▶ **Exercise task**:
Locate and copy all lines bearing the word "contact".

-- start Exercise input --

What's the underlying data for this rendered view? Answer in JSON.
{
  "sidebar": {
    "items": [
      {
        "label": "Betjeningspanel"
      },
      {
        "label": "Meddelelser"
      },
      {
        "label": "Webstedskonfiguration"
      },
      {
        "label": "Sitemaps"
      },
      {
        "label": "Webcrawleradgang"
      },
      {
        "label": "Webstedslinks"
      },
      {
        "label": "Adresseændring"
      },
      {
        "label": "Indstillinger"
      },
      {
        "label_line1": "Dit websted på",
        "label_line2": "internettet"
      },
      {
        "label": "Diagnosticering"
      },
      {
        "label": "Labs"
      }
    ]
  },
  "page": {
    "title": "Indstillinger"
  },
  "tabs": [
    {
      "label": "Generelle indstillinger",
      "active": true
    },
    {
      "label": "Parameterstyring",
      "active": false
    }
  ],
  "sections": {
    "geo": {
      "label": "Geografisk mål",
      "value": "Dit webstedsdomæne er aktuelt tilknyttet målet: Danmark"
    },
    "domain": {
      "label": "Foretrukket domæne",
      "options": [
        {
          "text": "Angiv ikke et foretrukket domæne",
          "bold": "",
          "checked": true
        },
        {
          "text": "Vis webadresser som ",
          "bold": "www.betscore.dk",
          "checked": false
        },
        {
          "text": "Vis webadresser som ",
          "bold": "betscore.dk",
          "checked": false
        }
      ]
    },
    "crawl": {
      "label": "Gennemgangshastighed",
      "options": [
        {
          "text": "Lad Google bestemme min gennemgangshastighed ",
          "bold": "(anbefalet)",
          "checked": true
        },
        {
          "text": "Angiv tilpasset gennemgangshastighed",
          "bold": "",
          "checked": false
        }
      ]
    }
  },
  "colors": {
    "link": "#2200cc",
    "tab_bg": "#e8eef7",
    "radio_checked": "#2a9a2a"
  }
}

-- end Exercise input --
-- start Exercise input --

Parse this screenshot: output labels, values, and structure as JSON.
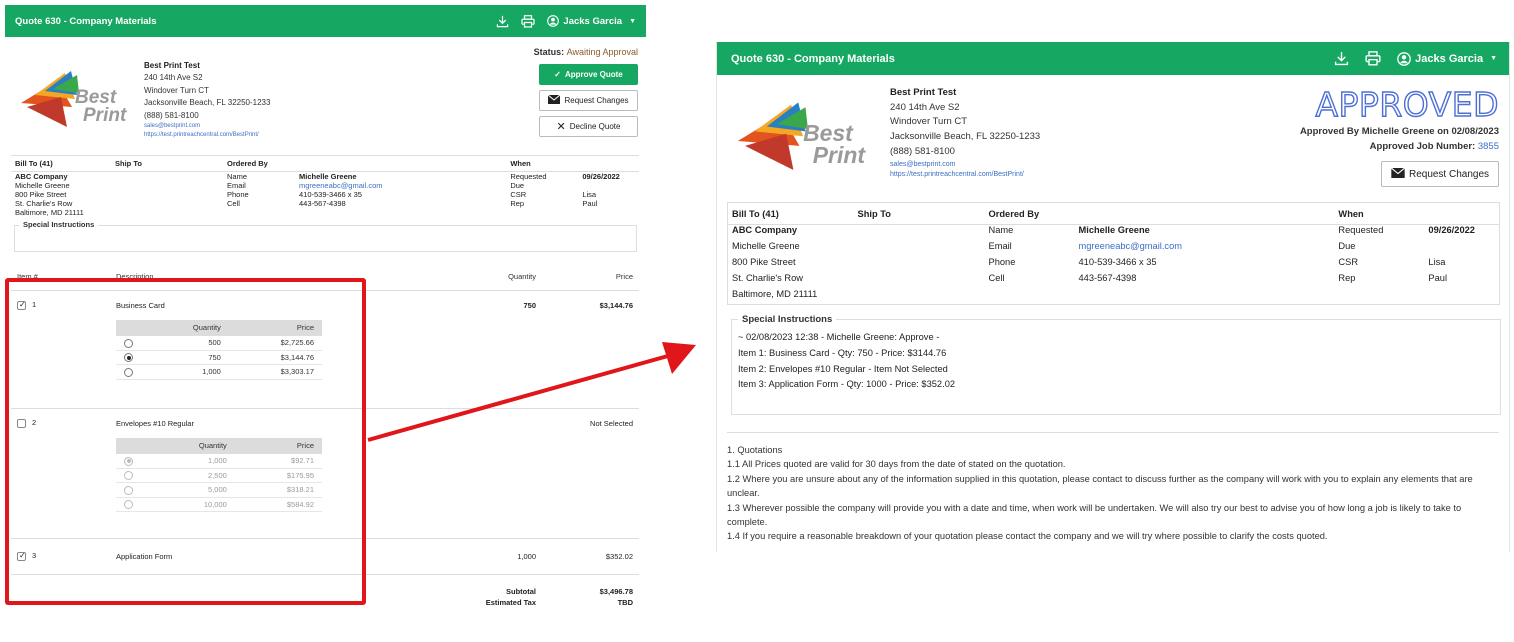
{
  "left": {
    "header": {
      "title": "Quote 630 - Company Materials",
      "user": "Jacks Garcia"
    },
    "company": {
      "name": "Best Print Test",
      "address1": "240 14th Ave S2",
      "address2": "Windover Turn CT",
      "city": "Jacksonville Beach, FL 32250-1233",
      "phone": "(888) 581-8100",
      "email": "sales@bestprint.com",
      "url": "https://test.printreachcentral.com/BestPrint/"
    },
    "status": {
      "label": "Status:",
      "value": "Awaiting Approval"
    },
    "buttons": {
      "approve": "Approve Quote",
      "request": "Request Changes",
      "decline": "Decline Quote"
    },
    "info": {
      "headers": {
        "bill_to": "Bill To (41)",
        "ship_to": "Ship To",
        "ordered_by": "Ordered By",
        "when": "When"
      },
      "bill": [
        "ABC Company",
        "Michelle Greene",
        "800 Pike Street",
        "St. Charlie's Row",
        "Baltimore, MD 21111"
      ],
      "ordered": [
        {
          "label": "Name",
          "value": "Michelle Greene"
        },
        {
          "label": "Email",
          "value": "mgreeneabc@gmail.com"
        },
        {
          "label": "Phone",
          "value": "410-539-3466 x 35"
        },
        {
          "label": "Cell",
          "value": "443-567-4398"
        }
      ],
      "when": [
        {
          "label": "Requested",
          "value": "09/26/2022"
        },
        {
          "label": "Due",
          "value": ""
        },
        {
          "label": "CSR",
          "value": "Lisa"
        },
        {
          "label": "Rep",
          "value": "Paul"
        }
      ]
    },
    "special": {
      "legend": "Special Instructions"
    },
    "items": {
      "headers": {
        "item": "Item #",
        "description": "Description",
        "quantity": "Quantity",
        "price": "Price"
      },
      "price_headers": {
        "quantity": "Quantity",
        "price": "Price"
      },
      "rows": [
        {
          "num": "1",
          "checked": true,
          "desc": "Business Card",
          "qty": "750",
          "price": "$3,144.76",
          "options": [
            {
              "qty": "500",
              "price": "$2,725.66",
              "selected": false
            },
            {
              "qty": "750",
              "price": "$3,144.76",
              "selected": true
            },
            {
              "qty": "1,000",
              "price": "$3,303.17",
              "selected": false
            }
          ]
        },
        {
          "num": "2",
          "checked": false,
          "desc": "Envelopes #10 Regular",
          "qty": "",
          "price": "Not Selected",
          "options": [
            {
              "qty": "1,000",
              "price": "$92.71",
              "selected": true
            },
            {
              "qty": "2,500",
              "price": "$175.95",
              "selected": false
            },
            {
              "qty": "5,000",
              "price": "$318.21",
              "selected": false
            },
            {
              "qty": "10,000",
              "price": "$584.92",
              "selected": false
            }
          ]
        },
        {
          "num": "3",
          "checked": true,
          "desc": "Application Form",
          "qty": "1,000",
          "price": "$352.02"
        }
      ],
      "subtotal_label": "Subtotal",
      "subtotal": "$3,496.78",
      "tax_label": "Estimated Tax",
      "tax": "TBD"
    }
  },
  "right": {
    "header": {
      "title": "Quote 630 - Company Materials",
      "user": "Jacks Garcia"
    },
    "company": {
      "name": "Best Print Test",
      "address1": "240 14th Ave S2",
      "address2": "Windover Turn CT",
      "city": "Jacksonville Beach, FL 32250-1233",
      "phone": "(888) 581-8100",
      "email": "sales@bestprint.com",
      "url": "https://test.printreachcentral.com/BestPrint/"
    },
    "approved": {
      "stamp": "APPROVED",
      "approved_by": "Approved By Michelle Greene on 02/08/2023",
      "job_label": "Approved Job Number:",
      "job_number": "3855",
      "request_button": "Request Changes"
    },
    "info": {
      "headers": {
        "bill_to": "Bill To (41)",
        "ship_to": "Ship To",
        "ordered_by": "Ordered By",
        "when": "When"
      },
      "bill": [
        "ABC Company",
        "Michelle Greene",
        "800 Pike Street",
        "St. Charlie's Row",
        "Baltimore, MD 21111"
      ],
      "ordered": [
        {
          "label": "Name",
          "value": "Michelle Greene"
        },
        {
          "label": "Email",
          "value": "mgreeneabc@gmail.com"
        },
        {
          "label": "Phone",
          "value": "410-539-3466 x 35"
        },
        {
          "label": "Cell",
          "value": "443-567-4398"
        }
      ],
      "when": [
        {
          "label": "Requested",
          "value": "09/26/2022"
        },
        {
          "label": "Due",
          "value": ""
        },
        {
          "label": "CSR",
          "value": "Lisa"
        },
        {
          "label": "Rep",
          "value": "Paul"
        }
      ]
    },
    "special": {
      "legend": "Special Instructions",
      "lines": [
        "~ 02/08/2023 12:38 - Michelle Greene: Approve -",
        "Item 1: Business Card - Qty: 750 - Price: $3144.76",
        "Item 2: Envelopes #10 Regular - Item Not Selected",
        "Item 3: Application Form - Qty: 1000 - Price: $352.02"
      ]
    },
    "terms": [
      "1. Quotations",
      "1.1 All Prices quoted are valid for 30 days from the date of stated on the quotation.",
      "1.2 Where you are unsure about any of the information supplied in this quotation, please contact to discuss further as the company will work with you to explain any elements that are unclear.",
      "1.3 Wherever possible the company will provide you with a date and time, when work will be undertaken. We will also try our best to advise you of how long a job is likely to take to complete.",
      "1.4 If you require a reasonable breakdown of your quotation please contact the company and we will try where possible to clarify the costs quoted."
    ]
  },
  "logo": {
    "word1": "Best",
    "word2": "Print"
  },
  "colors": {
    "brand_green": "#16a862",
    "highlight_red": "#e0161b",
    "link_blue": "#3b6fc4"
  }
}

-- end Exercise input --

▶ **Solution to the exercise**:
      "1.2 Where you are unsure about any of the information supplied in this quotation, please contact to discuss further as the company will work with you to explain any elements that are unclear.",
      "1.4 If you require a reasonable breakdown of your quotation please contact the company and we will try where possible to clarify the costs quoted."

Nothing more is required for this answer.